Give the material once more, word for word, without any images.

---------- Supplied material ----------

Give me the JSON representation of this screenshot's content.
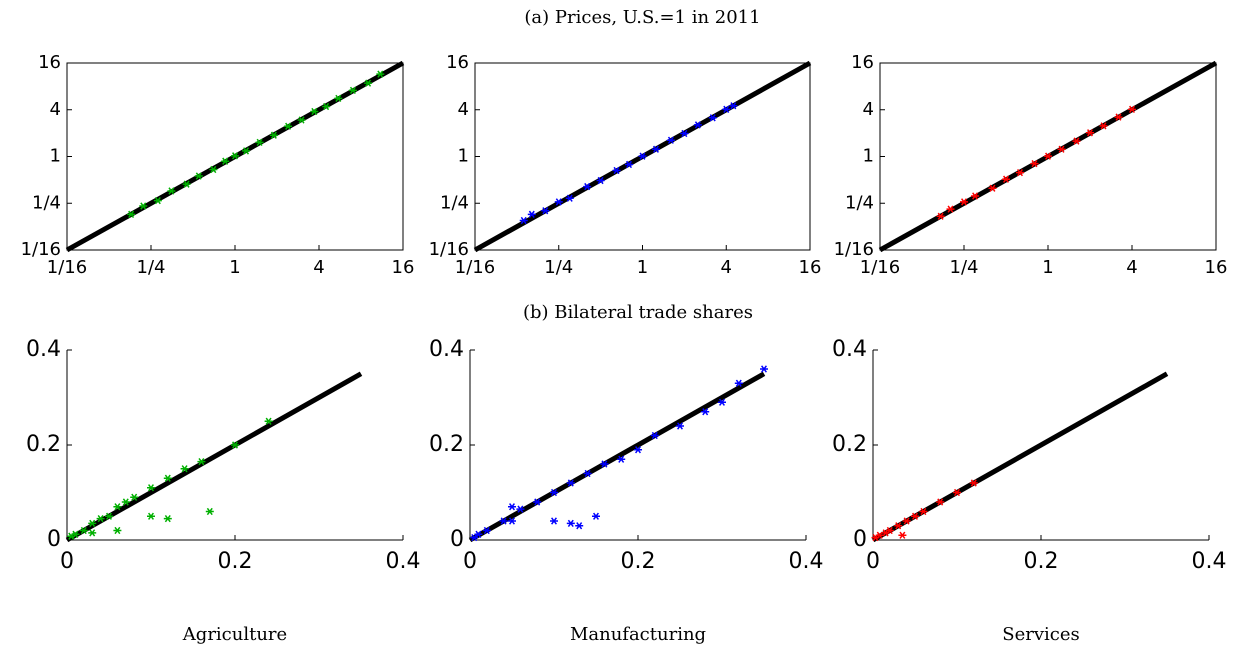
{
  "chart_data": [
    {
      "type": "scatter",
      "log": true,
      "color": "#00b000",
      "xlim": [
        0.0625,
        16
      ],
      "ylim": [
        0.0625,
        16
      ],
      "xticks": [
        {
          "value": 0.0625,
          "label": "1/16"
        },
        {
          "value": 0.25,
          "label": "1/4"
        },
        1,
        4,
        16
      ],
      "yticks": [
        {
          "value": 0.0625,
          "label": "1/16"
        },
        {
          "value": 0.25,
          "label": "1/4"
        },
        1,
        4,
        16
      ],
      "x": [
        0.18,
        0.22,
        0.28,
        0.35,
        0.45,
        0.55,
        0.7,
        0.85,
        1,
        1.2,
        1.5,
        1.9,
        2.4,
        3,
        3.7,
        4.5,
        5.5,
        7,
        9,
        11
      ],
      "y": [
        0.18,
        0.23,
        0.27,
        0.36,
        0.44,
        0.56,
        0.68,
        0.87,
        1.02,
        1.18,
        1.52,
        1.88,
        2.45,
        2.95,
        3.8,
        4.4,
        5.6,
        7.1,
        8.8,
        11.5
      ],
      "reference_line": {
        "color": "#000000",
        "x": [
          0.0625,
          16
        ],
        "y": [
          0.0625,
          16
        ]
      }
    },
    {
      "type": "scatter",
      "log": true,
      "color": "#0000ff",
      "title": "(a) Prices, U.S.=1 in 2011",
      "xlim": [
        0.0625,
        16
      ],
      "ylim": [
        0.0625,
        16
      ],
      "xticks": [
        {
          "value": 0.0625,
          "label": "1/16"
        },
        {
          "value": 0.25,
          "label": "1/4"
        },
        1,
        4,
        16
      ],
      "yticks": [
        {
          "value": 0.0625,
          "label": "1/16"
        },
        {
          "value": 0.25,
          "label": "1/4"
        },
        1,
        4,
        16
      ],
      "x": [
        0.14,
        0.16,
        0.2,
        0.25,
        0.3,
        0.4,
        0.5,
        0.65,
        0.8,
        1,
        1.25,
        1.6,
        2,
        2.5,
        3.2,
        4,
        4.5
      ],
      "y": [
        0.15,
        0.18,
        0.2,
        0.26,
        0.29,
        0.41,
        0.49,
        0.66,
        0.79,
        1.01,
        1.24,
        1.62,
        1.98,
        2.55,
        3.15,
        4.05,
        4.5
      ],
      "reference_line": {
        "color": "#000000",
        "x": [
          0.0625,
          16
        ],
        "y": [
          0.0625,
          16
        ]
      }
    },
    {
      "type": "scatter",
      "log": true,
      "color": "#ff0000",
      "xlim": [
        0.0625,
        16
      ],
      "ylim": [
        0.0625,
        16
      ],
      "xticks": [
        {
          "value": 0.0625,
          "label": "1/16"
        },
        {
          "value": 0.25,
          "label": "1/4"
        },
        1,
        4,
        16
      ],
      "yticks": [
        {
          "value": 0.0625,
          "label": "1/16"
        },
        {
          "value": 0.25,
          "label": "1/4"
        },
        1,
        4,
        16
      ],
      "x": [
        0.17,
        0.2,
        0.25,
        0.3,
        0.4,
        0.5,
        0.63,
        0.8,
        1,
        1.25,
        1.6,
        2,
        2.5,
        3.2,
        4
      ],
      "y": [
        0.17,
        0.21,
        0.26,
        0.31,
        0.39,
        0.51,
        0.62,
        0.81,
        1.01,
        1.24,
        1.58,
        2.02,
        2.48,
        3.22,
        4.05
      ],
      "reference_line": {
        "color": "#000000",
        "x": [
          0.0625,
          16
        ],
        "y": [
          0.0625,
          16
        ]
      }
    },
    {
      "type": "scatter",
      "log": false,
      "color": "#00b000",
      "xlabel": "Agriculture",
      "xlim": [
        0,
        0.4
      ],
      "ylim": [
        0,
        0.4
      ],
      "xticks": [
        0,
        0.2,
        0.4
      ],
      "yticks": [
        0,
        0.2,
        0.4
      ],
      "x": [
        0.005,
        0.01,
        0.02,
        0.03,
        0.04,
        0.05,
        0.06,
        0.07,
        0.08,
        0.1,
        0.12,
        0.14,
        0.16,
        0.17,
        0.2,
        0.24,
        0.1,
        0.12,
        0.03,
        0.06
      ],
      "y": [
        0.008,
        0.012,
        0.02,
        0.035,
        0.045,
        0.05,
        0.07,
        0.08,
        0.09,
        0.11,
        0.13,
        0.15,
        0.165,
        0.06,
        0.2,
        0.25,
        0.05,
        0.045,
        0.015,
        0.02
      ],
      "reference_line": {
        "color": "#000000",
        "x": [
          0,
          0.35
        ],
        "y": [
          0,
          0.35
        ]
      }
    },
    {
      "type": "scatter",
      "log": false,
      "color": "#0000ff",
      "xlabel": "Manufacturing",
      "title": "(b) Bilateral trade shares",
      "xlim": [
        0,
        0.4
      ],
      "ylim": [
        0,
        0.4
      ],
      "xticks": [
        0,
        0.2,
        0.4
      ],
      "yticks": [
        0,
        0.2,
        0.4
      ],
      "x": [
        0.005,
        0.01,
        0.02,
        0.04,
        0.05,
        0.06,
        0.08,
        0.1,
        0.12,
        0.14,
        0.16,
        0.18,
        0.2,
        0.22,
        0.25,
        0.28,
        0.3,
        0.32,
        0.35,
        0.05,
        0.1,
        0.12,
        0.13,
        0.15
      ],
      "y": [
        0.005,
        0.012,
        0.02,
        0.04,
        0.07,
        0.065,
        0.08,
        0.1,
        0.12,
        0.14,
        0.16,
        0.17,
        0.19,
        0.22,
        0.24,
        0.27,
        0.29,
        0.33,
        0.36,
        0.04,
        0.04,
        0.035,
        0.03,
        0.05
      ],
      "reference_line": {
        "color": "#000000",
        "x": [
          0,
          0.35
        ],
        "y": [
          0,
          0.35
        ]
      }
    },
    {
      "type": "scatter",
      "log": false,
      "color": "#ff0000",
      "xlabel": "Services",
      "xlim": [
        0,
        0.4
      ],
      "ylim": [
        0,
        0.4
      ],
      "xticks": [
        0,
        0.2,
        0.4
      ],
      "yticks": [
        0,
        0.2,
        0.4
      ],
      "x": [
        0.003,
        0.008,
        0.015,
        0.02,
        0.03,
        0.04,
        0.05,
        0.06,
        0.08,
        0.1,
        0.12,
        0.035
      ],
      "y": [
        0.005,
        0.01,
        0.015,
        0.02,
        0.03,
        0.04,
        0.05,
        0.06,
        0.08,
        0.1,
        0.12,
        0.01
      ],
      "reference_line": {
        "color": "#000000",
        "x": [
          0,
          0.35
        ],
        "y": [
          0,
          0.35
        ]
      }
    }
  ]
}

----------

_Answer to the exercise_
Give me the JSON representation of this screenshot's content.
{
  "chart_data": [
    {
      "type": "scatter",
      "log": true,
      "color": "#00b000",
      "xlim": [
        0.0625,
        16
      ],
      "ylim": [
        0.0625,
        16
      ],
      "xticks": [
        {
          "value": 0.0625,
          "label": "1/16"
        },
        {
          "value": 0.25,
          "label": "1/4"
        },
        1,
        4,
        16
      ],
      "yticks": [
        {
          "value": 0.0625,
          "label": "1/16"
        },
        {
          "value": 0.25,
          "label": "1/4"
        },
        1,
        4,
        16
      ],
      "x": [
        0.18,
        0.22,
        0.28,
        0.35,
        0.45,
        0.55,
        0.7,
        0.85,
        1,
        1.2,
        1.5,
        1.9,
        2.4,
        3,
        3.7,
        4.5,
        5.5,
        7,
        9,
        11
      ],
      "y": [
        0.18,
        0.23,
        0.27,
        0.36,
        0.44,
        0.56,
        0.68,
        0.87,
        1.02,
        1.18,
        1.52,
        1.88,
        2.45,
        2.95,
        3.8,
        4.4,
        5.6,
        7.1,
        8.8,
        11.5
      ],
      "reference_line": {
        "color": "#000000",
        "x": [
          0.0625,
          16
        ],
        "y": [
          0.0625,
          16
        ]
      }
    },
    {
      "type": "scatter",
      "log": true,
      "color": "#0000ff",
      "title": "(a) Prices, U.S.=1 in 2011",
      "xlim": [
        0.0625,
        16
      ],
      "ylim": [
        0.0625,
        16
      ],
      "xticks": [
        {
          "value": 0.0625,
          "label": "1/16"
        },
        {
          "value": 0.25,
          "label": "1/4"
        },
        1,
        4,
        16
      ],
      "yticks": [
        {
          "value": 0.0625,
          "label": "1/16"
        },
        {
          "value": 0.25,
          "label": "1/4"
        },
        1,
        4,
        16
      ],
      "x": [
        0.14,
        0.16,
        0.2,
        0.25,
        0.3,
        0.4,
        0.5,
        0.65,
        0.8,
        1,
        1.25,
        1.6,
        2,
        2.5,
        3.2,
        4,
        4.5
      ],
      "y": [
        0.15,
        0.18,
        0.2,
        0.26,
        0.29,
        0.41,
        0.49,
        0.66,
        0.79,
        1.01,
        1.24,
        1.62,
        1.98,
        2.55,
        3.15,
        4.05,
        4.5
      ],
      "reference_line": {
        "color": "#000000",
        "x": [
          0.0625,
          16
        ],
        "y": [
          0.0625,
          16
        ]
      }
    },
    {
      "type": "scatter",
      "log": true,
      "color": "#ff0000",
      "xlim": [
        0.0625,
        16
      ],
      "ylim": [
        0.0625,
        16
      ],
      "xticks": [
        {
          "value": 0.0625,
          "label": "1/16"
        },
        {
          "value": 0.25,
          "label": "1/4"
        },
        1,
        4,
        16
      ],
      "yticks": [
        {
          "value": 0.0625,
          "label": "1/16"
        },
        {
          "value": 0.25,
          "label": "1/4"
        },
        1,
        4,
        16
      ],
      "x": [
        0.17,
        0.2,
        0.25,
        0.3,
        0.4,
        0.5,
        0.63,
        0.8,
        1,
        1.25,
        1.6,
        2,
        2.5,
        3.2,
        4
      ],
      "y": [
        0.17,
        0.21,
        0.26,
        0.31,
        0.39,
        0.51,
        0.62,
        0.81,
        1.01,
        1.24,
        1.58,
        2.02,
        2.48,
        3.22,
        4.05
      ],
      "reference_line": {
        "color": "#000000",
        "x": [
          0.0625,
          16
        ],
        "y": [
          0.0625,
          16
        ]
      }
    },
    {
      "type": "scatter",
      "log": false,
      "color": "#00b000",
      "xlabel": "Agriculture",
      "xlim": [
        0,
        0.4
      ],
      "ylim": [
        0,
        0.4
      ],
      "xticks": [
        0,
        0.2,
        0.4
      ],
      "yticks": [
        0,
        0.2,
        0.4
      ],
      "x": [
        0.005,
        0.01,
        0.02,
        0.03,
        0.04,
        0.05,
        0.06,
        0.07,
        0.08,
        0.1,
        0.12,
        0.14,
        0.16,
        0.17,
        0.2,
        0.24,
        0.1,
        0.12,
        0.03,
        0.06
      ],
      "y": [
        0.008,
        0.012,
        0.02,
        0.035,
        0.045,
        0.05,
        0.07,
        0.08,
        0.09,
        0.11,
        0.13,
        0.15,
        0.165,
        0.06,
        0.2,
        0.25,
        0.05,
        0.045,
        0.015,
        0.02
      ],
      "reference_line": {
        "color": "#000000",
        "x": [
          0,
          0.35
        ],
        "y": [
          0,
          0.35
        ]
      }
    },
    {
      "type": "scatter",
      "log": false,
      "color": "#0000ff",
      "xlabel": "Manufacturing",
      "title": "(b) Bilateral trade shares",
      "xlim": [
        0,
        0.4
      ],
      "ylim": [
        0,
        0.4
      ],
      "xticks": [
        0,
        0.2,
        0.4
      ],
      "yticks": [
        0,
        0.2,
        0.4
      ],
      "x": [
        0.005,
        0.01,
        0.02,
        0.04,
        0.05,
        0.06,
        0.08,
        0.1,
        0.12,
        0.14,
        0.16,
        0.18,
        0.2,
        0.22,
        0.25,
        0.28,
        0.3,
        0.32,
        0.35,
        0.05,
        0.1,
        0.12,
        0.13,
        0.15
      ],
      "y": [
        0.005,
        0.012,
        0.02,
        0.04,
        0.07,
        0.065,
        0.08,
        0.1,
        0.12,
        0.14,
        0.16,
        0.17,
        0.19,
        0.22,
        0.24,
        0.27,
        0.29,
        0.33,
        0.36,
        0.04,
        0.04,
        0.035,
        0.03,
        0.05
      ],
      "reference_line": {
        "color": "#000000",
        "x": [
          0,
          0.35
        ],
        "y": [
          0,
          0.35
        ]
      }
    },
    {
      "type": "scatter",
      "log": false,
      "color": "#ff0000",
      "xlabel": "Services",
      "xlim": [
        0,
        0.4
      ],
      "ylim": [
        0,
        0.4
      ],
      "xticks": [
        0,
        0.2,
        0.4
      ],
      "yticks": [
        0,
        0.2,
        0.4
      ],
      "x": [
        0.003,
        0.008,
        0.015,
        0.02,
        0.03,
        0.04,
        0.05,
        0.06,
        0.08,
        0.1,
        0.12,
        0.035
      ],
      "y": [
        0.005,
        0.01,
        0.015,
        0.02,
        0.03,
        0.04,
        0.05,
        0.06,
        0.08,
        0.1,
        0.12,
        0.01
      ],
      "reference_line": {
        "color": "#000000",
        "x": [
          0,
          0.35
        ],
        "y": [
          0,
          0.35
        ]
      }
    }
  ]
}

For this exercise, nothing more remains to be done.